═══ Supplied information ═══
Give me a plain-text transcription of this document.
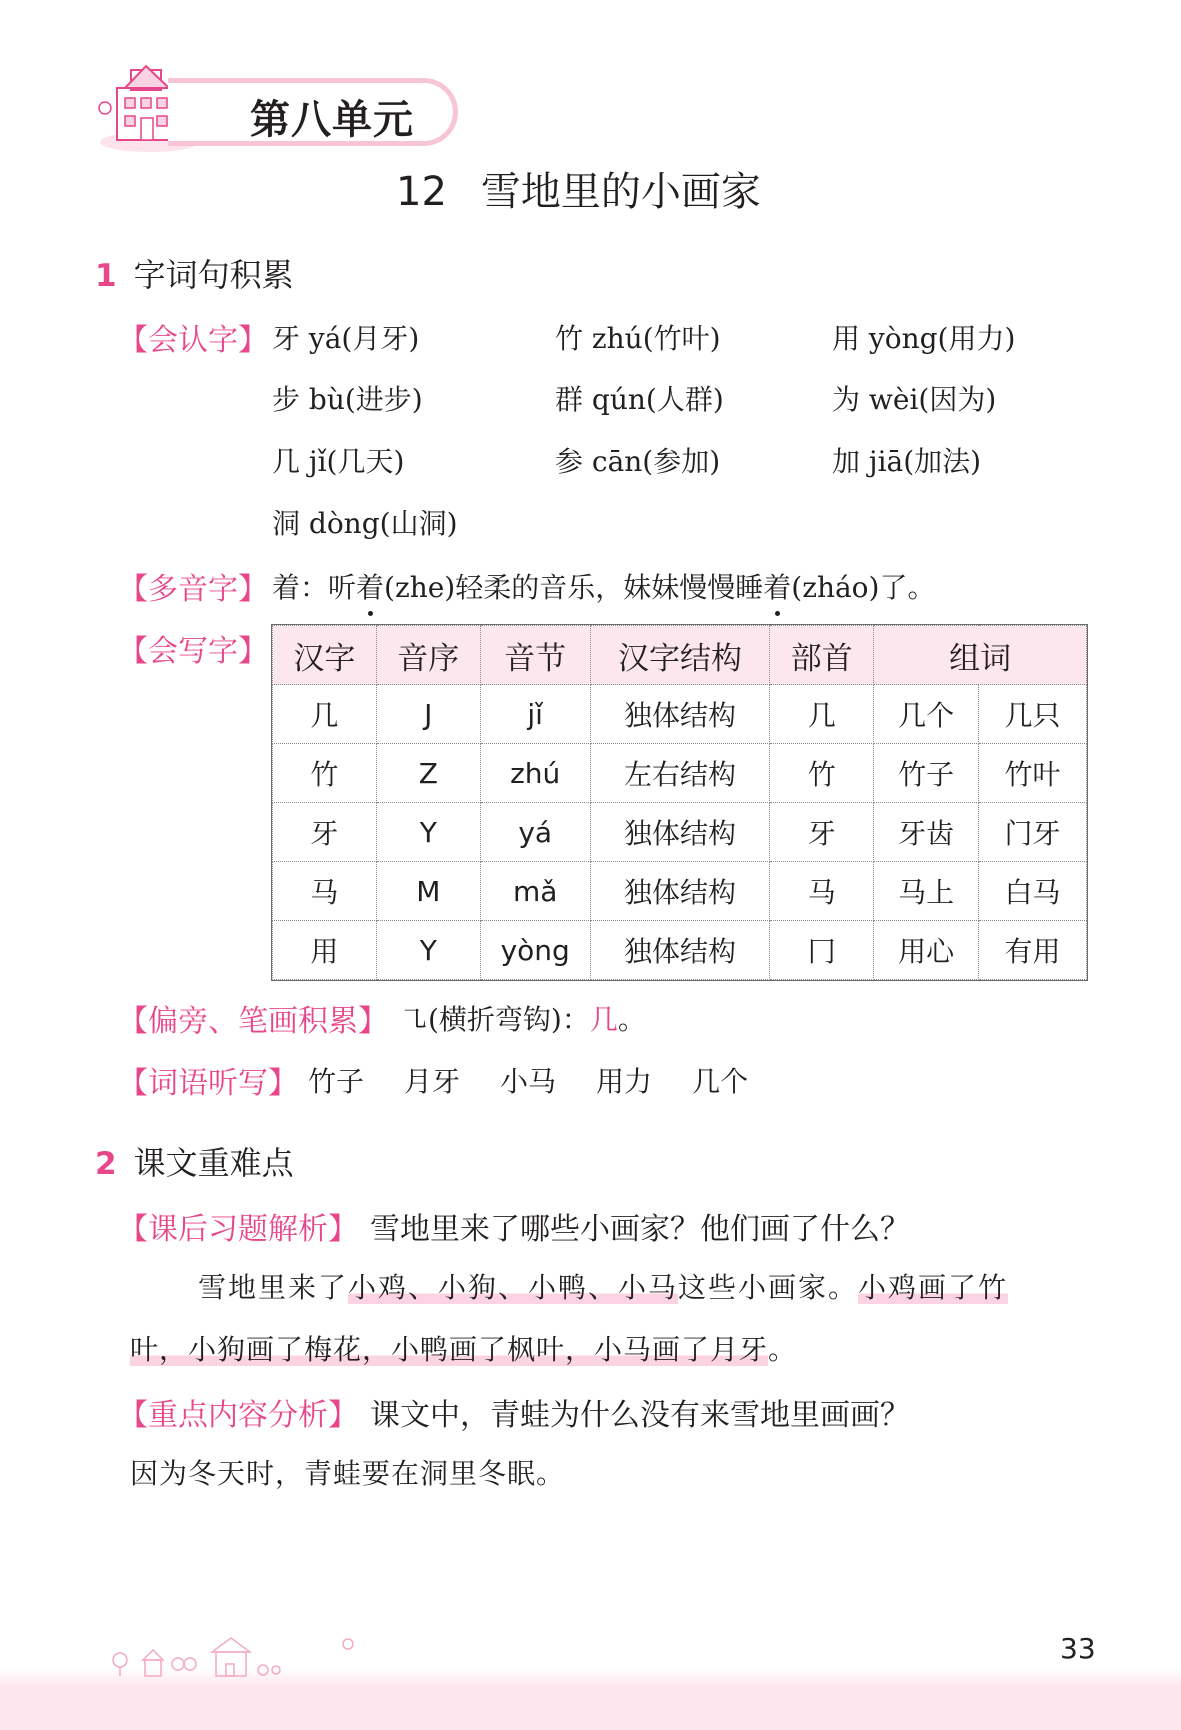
第八单元
12 雪地里的小画家
1 字词句积累
【会认字】 牙 yá(月牙)	竹 zhú(竹叶)	用 yòng(用力)
步 bù(进步)	群 qún(人群)	为 wèi(因为)
几 jǐ(几天)	参 cān(参加)	加 jiā(加法)
洞 dòng(山洞)
【多音字】 着：听着(zhe)轻柔的音乐，妹妹慢慢睡着(zháo)了。
【会写字】 汉字	音序	音节	汉字结构	部首	组词	
几	J	jǐ	独体结构	几	几个	几只
竹	Z	zhú	左右结构	竹	竹子	竹叶
牙	Y	yá	独体结构	牙	牙齿	门牙
马	M	mǎ	独体结构	马	马上	白马
用	Y	yòng	独体结构	冂	用心	有用
【偏旁、笔画积累】 ㇈(横折弯钩)：几。
【词语听写】 竹子 月牙 小马 用力 几个
2 课文重难点
【课后习题解析】 雪地里来了哪些小画家？他们画了什么？
雪地里来了小鸡、小狗、小鸭、小马这些小画家。小鸡画了竹
叶，小狗画了梅花，小鸭画了枫叶，小马画了月牙。
【重点内容分析】 课文中，青蛙为什么没有来雪地里画画？
因为冬天时，青蛙要在洞里冬眠。
33
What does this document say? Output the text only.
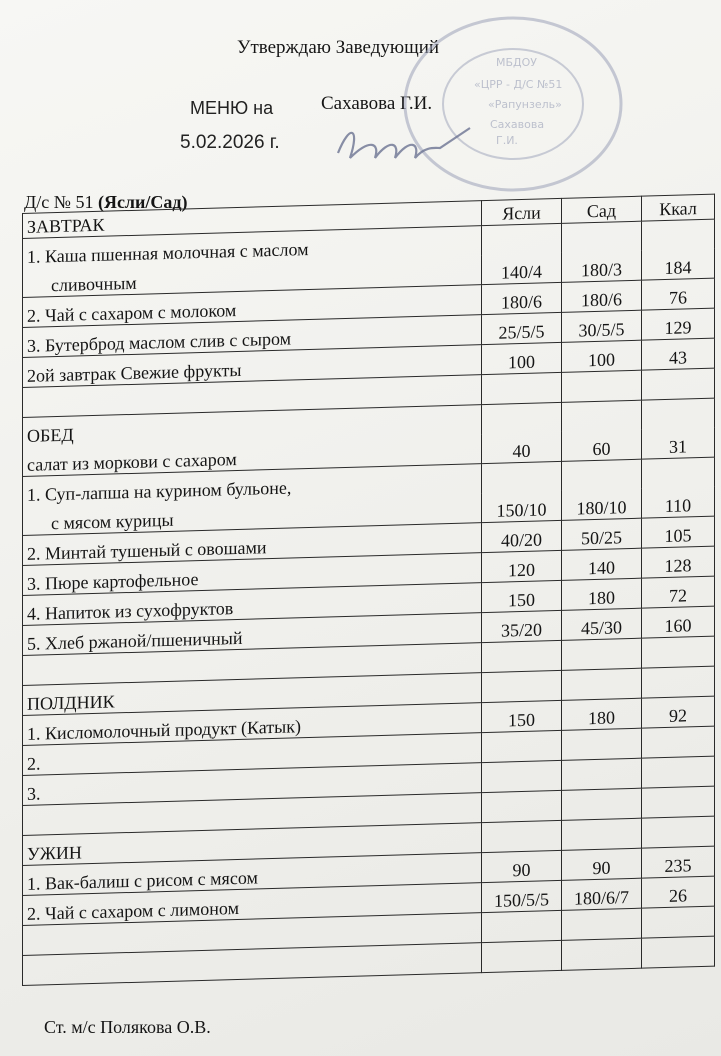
Утверждаю Заведующий

Сахавова Г.И.

МБДОУ
«ЦРР - Д/С №51
«Рапунзель»
Сахавова
Г.И.
МЕНЮ на
5.02.2026 г.
Д/с № 51 (Ясли/Сад)
ЗАВТРАК	Ясли	Сад	Ккал
1. Каша пшенная молочная с маслом			
сливочным	140/4	180/3	184
2. Чай с сахаром с молоком	180/6	180/6	76
3. Бутерброд маслом слив с сыром	25/5/5	30/5/5	129
2ой завтрак Свежие фрукты	100	100	43

ОБЕД			
салат из моркови с сахаром	40	60	31
1. Суп-лапша на курином бульоне,			
с мясом курицы	150/10	180/10	110
2. Минтай тушеный с овошами	40/20	50/25	105
3. Пюре картофельное	120	140	128
4. Напиток из сухофруктов	150	180	72
5. Хлеб ржаной/пшеничный	35/20	45/30	160

ПОЛДНИК			
1. Кисломолочный продукт (Катык)	150	180	92
2.			
3.			

УЖИН			
1. Вак-балиш с рисом с мясом	90	90	235
2. Чай с сахаром с лимоном	150/5/5	180/6/7	26

Ст. м/с Полякова О.В.
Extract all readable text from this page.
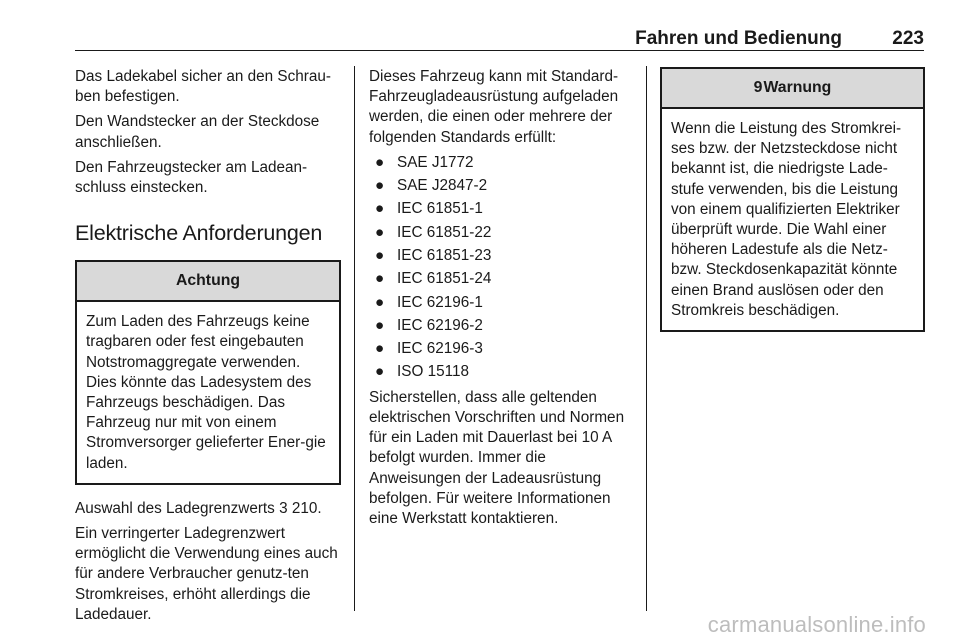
Fahren und Bedienung	223

Das Ladekabel sicher an den Schrau-ben befestigen.

Den Wandstecker an der Steckdose anschließen.

Den Fahrzeugstecker am Ladean-schluss einstecken.

Elektrische Anforderungen
Achtung
Zum Laden des Fahrzeugs keine tragbaren oder fest eingebauten Notstromaggregate verwenden. Dies könnte das Ladesystem des Fahrzeugs beschädigen. Das Fahrzeug nur mit von einem Stromversorger gelieferter Ener-gie laden.

Auswahl des Ladegrenzwerts 3 210.

Ein verringerter Ladegrenzwert ermöglicht die Verwendung eines auch für andere Verbraucher genutz-ten Stromkreises, erhöht allerdings die Ladedauer.

Dieses Fahrzeug kann mit Standard-Fahrzeugladeausrüstung aufgeladen werden, die einen oder mehrere der folgenden Standards erfüllt:

● SAE J1772
● SAE J2847-2
● IEC 61851-1
● IEC 61851-22
● IEC 61851-23
● IEC 61851-24
● IEC 62196-1
● IEC 62196-2
● IEC 62196-3
● ISO 15118

Sicherstellen, dass alle geltenden elektrischen Vorschriften und Normen für ein Laden mit Dauerlast bei 10 A befolgt wurden. Immer die Anweisungen der Ladeausrüstung befolgen. Für weitere Informationen eine Werkstatt kontaktieren.

9Warnung
Wenn die Leistung des Stromkrei-ses bzw. der Netzsteckdose nicht bekannt ist, die niedrigste Lade-stufe verwenden, bis die Leistung von einem qualifizierten Elektriker überprüft wurde. Die Wahl einer höheren Ladestufe als die Netz-bzw. Steckdosenkapazität könnte einen Brand auslösen oder den Stromkreis beschädigen.
carmanualsonline.info
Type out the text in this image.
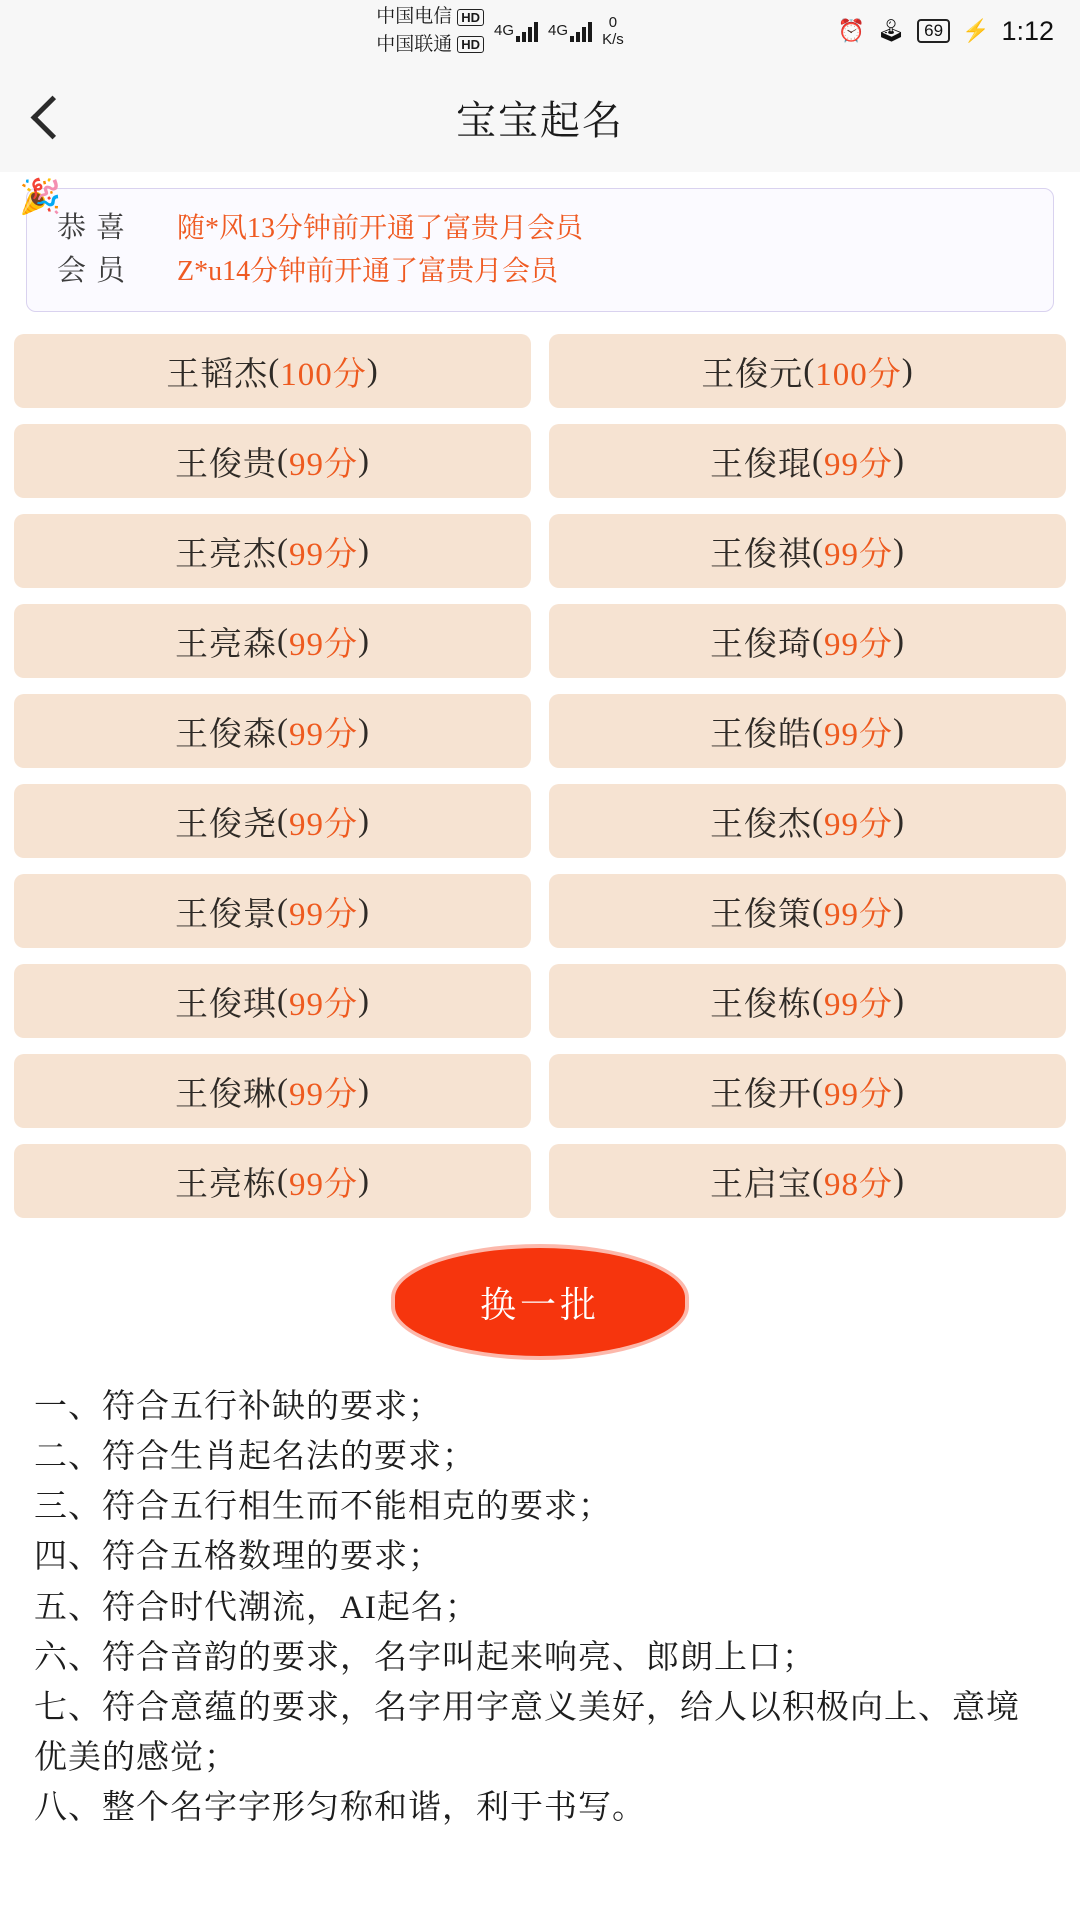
中国电信 HD
中国联通 HD
4G 4G	0
K/s	⏰ 🕹	69 ⚡ 1:12
宝宝起名
名
🎉
恭喜
会员
随*风13分钟前开通了富贵月会员
Z*u14分钟前开通了富贵月会员
王韬杰 ( 100分 )	王俊元 ( 100分 )
王俊贵 ( 99分 )	王俊琨 ( 99分 )
王亮杰 ( 99分 )	王俊祺 ( 99分 )
王亮森 ( 99分 )	王俊琦 ( 99分 )
王俊森 ( 99分 )	王俊皓 ( 99分 )
王俊尧 ( 99分 )	王俊杰 ( 99分 )
王俊景 ( 99分 )	王俊策 ( 99分 )
王俊琪 ( 99分 )	王俊栋 ( 99分 )
王俊琳 ( 99分 )	王俊开 ( 99分 )
王亮栋 ( 99分 )	王启宝 ( 98分 )
换一批

一、符合五行补缺的要求；

二、符合生肖起名法的要求；

三、符合五行相生而不能相克的要求；

四、符合五格数理的要求；

五、符合时代潮流，AI起名；

六、符合音韵的要求，名字叫起来响亮、郎朗上口；

七、符合意蕴的要求，名字用字意义美好，给人以积极向上、意境优美的感觉；

八、整个名字字形匀称和谐，利于书写。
═══
What the exercise asks:
Reproduce the full listing faithfully, but do not carry over any pictures.

The completed task:
Give me a plain-text transcription of this document.
第八单元
12 雪地里的小画家
1 字词句积累
【会认字】 牙 yá(月牙)	竹 zhú(竹叶)	用 yòng(用力)
步 bù(进步)	群 qún(人群)	为 wèi(因为)
几 jǐ(几天)	参 cān(参加)	加 jiā(加法)
洞 dòng(山洞)
【多音字】 着：听着(zhe)轻柔的音乐，妹妹慢慢睡着(zháo)了。
【会写字】 汉字	音序	音节	汉字结构	部首	组词	
几	J	jǐ	独体结构	几	几个	几只
竹	Z	zhú	左右结构	竹	竹子	竹叶
牙	Y	yá	独体结构	牙	牙齿	门牙
马	M	mǎ	独体结构	马	马上	白马
用	Y	yòng	独体结构	冂	用心	有用
【偏旁、笔画积累】 ㇈(横折弯钩)：几。
【词语听写】 竹子 月牙 小马 用力 几个
2 课文重难点
【课后习题解析】 雪地里来了哪些小画家？他们画了什么？
雪地里来了小鸡、小狗、小鸭、小马这些小画家。小鸡画了竹
叶，小狗画了梅花，小鸭画了枫叶，小马画了月牙。
【重点内容分析】 课文中，青蛙为什么没有来雪地里画画？
因为冬天时，青蛙要在洞里冬眠。
33
What does this document say? Output the text only.
Утверждаю Заведующий

Сахавова Г.И.

МБДОУ
«ЦРР - Д/С №51
«Рапунзель»
Сахавова
Г.И.
МЕНЮ на
5.02.2026 г.
Д/с № 51 (Ясли/Сад)
ЗАВТРАК	Ясли	Сад	Ккал
1. Каша пшенная молочная с маслом			
сливочным	140/4	180/3	184
2. Чай с сахаром с молоком	180/6	180/6	76
3. Бутерброд маслом слив с сыром	25/5/5	30/5/5	129
2ой завтрак Свежие фрукты	100	100	43

ОБЕД			
салат из моркови с сахаром	40	60	31
1. Суп-лапша на курином бульоне,			
с мясом курицы	150/10	180/10	110
2. Минтай тушеный с овошами	40/20	50/25	105
3. Пюре картофельное	120	140	128
4. Напиток из сухофруктов	150	180	72
5. Хлеб ржаной/пшеничный	35/20	45/30	160

ПОЛДНИК			
1. Кисломолочный продукт (Катык)	150	180	92
2.			
3.			

УЖИН			
1. Вак-балиш с рисом с мясом	90	90	235
2. Чай с сахаром с лимоном	150/5/5	180/6/7	26

Ст. м/с Полякова О.В.
Extract all readable text from this page.
Fahren und Bedienung	223

Das Ladekabel sicher an den Schrau-ben befestigen.

Den Wandstecker an der Steckdose anschließen.

Den Fahrzeugstecker am Ladean-schluss einstecken.

Elektrische Anforderungen
Achtung
Zum Laden des Fahrzeugs keine tragbaren oder fest eingebauten Notstromaggregate verwenden. Dies könnte das Ladesystem des Fahrzeugs beschädigen. Das Fahrzeug nur mit von einem Stromversorger gelieferter Ener-gie laden.

Auswahl des Ladegrenzwerts 3 210.

Ein verringerter Ladegrenzwert ermöglicht die Verwendung eines auch für andere Verbraucher genutz-ten Stromkreises, erhöht allerdings die Ladedauer.

Dieses Fahrzeug kann mit Standard-Fahrzeugladeausrüstung aufgeladen werden, die einen oder mehrere der folgenden Standards erfüllt:

● SAE J1772
● SAE J2847-2
● IEC 61851-1
● IEC 61851-22
● IEC 61851-23
● IEC 61851-24
● IEC 62196-1
● IEC 62196-2
● IEC 62196-3
● ISO 15118

Sicherstellen, dass alle geltenden elektrischen Vorschriften und Normen für ein Laden mit Dauerlast bei 10 A befolgt wurden. Immer die Anweisungen der Ladeausrüstung befolgen. Für weitere Informationen eine Werkstatt kontaktieren.

9Warnung
Wenn die Leistung des Stromkrei-ses bzw. der Netzsteckdose nicht bekannt ist, die niedrigste Lade-stufe verwenden, bis die Leistung von einem qualifizierten Elektriker überprüft wurde. Die Wahl einer höheren Ladestufe als die Netz-bzw. Steckdosenkapazität könnte einen Brand auslösen oder den Stromkreis beschädigen.
carmanualsonline.info
Type out the text in this image.
中国电信 HD
中国联通 HD
4G 4G	0
K/s	⏰ 🕹	69 ⚡ 1:12
宝宝起名
名
🎉
恭喜
会员
随*风13分钟前开通了富贵月会员
Z*u14分钟前开通了富贵月会员
王韬杰 ( 100分 )	王俊元 ( 100分 )
王俊贵 ( 99分 )	王俊琨 ( 99分 )
王亮杰 ( 99分 )	王俊祺 ( 99分 )
王亮森 ( 99分 )	王俊琦 ( 99分 )
王俊森 ( 99分 )	王俊皓 ( 99分 )
王俊尧 ( 99分 )	王俊杰 ( 99分 )
王俊景 ( 99分 )	王俊策 ( 99分 )
王俊琪 ( 99分 )	王俊栋 ( 99分 )
王俊琳 ( 99分 )	王俊开 ( 99分 )
王亮栋 ( 99分 )	王启宝 ( 98分 )
换一批

一、符合五行补缺的要求；

二、符合生肖起名法的要求；

三、符合五行相生而不能相克的要求；

四、符合五格数理的要求；

五、符合时代潮流，AI起名；

六、符合音韵的要求，名字叫起来响亮、郎朗上口；

七、符合意蕴的要求，名字用字意义美好，给人以积极向上、意境优美的感觉；

八、整个名字字形匀称和谐，利于书写。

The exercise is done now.